━━━ Given entries

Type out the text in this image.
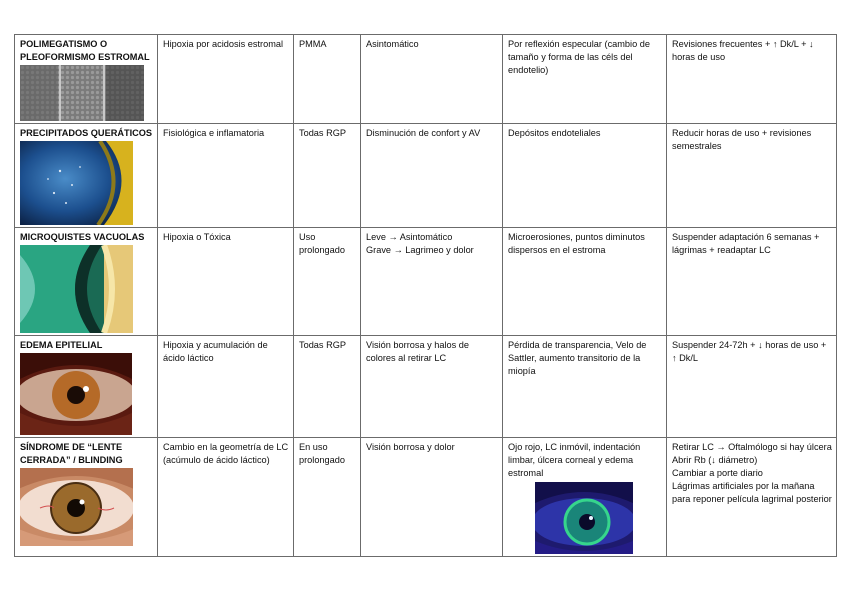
POLIMEGATISMO O PLEOFORMISMO ESTROMAL	Hipoxia por acidosis estromal	PMMA	Asintomático	Por reflexión especular (cambio de tamaño y forma de las céls del endotelio)	Revisiones frecuentes + ↑ Dk/L + ↓ horas de uso

PRECIPITADOS QUERÁTICOS	Fisiológica e inflamatoria	Todas RGP	Disminución de confort y AV	Depósitos endoteliales	Reducir horas de uso + revisiones semestrales

MICROQUISTES VACUOLAS	Hipoxia o Tóxica	Uso prolongado	Leve → Asintomático
Grave → Lagrimeo y dolor	Microerosiones, puntos diminutos dispersos en el estroma	Suspender adaptación 6 semanas + lágrimas + readaptar LC

EDEMA EPITELIAL	Hipoxia y acumulación de ácido láctico	Todas RGP	Visión borrosa y halos de colores al retirar LC	Pérdida de transparencia, Velo de Sattler, aumento transitorio de la miopía	Suspender 24-72h + ↓ horas de uso + ↑ Dk/L

SÍNDROME DE “LENTE CERRADA” / BLINDING	Cambio en la geometría de LC (acúmulo de ácido láctico)	En uso prolongado	Visión borrosa y dolor	Ojo rojo, LC inmóvil, indentación limbar, úlcera corneal y edema estromal	Retirar LC → Oftalmólogo si hay úlcera
Abrir Rb (↓ diámetro)
Cambiar a porte diario
Lágrimas artificiales por la mañana para reponer película lagrimal posterior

━━━━━━

Work to complete: Answer with one number only: how many lines above contain the word "horas".

Task answer: 3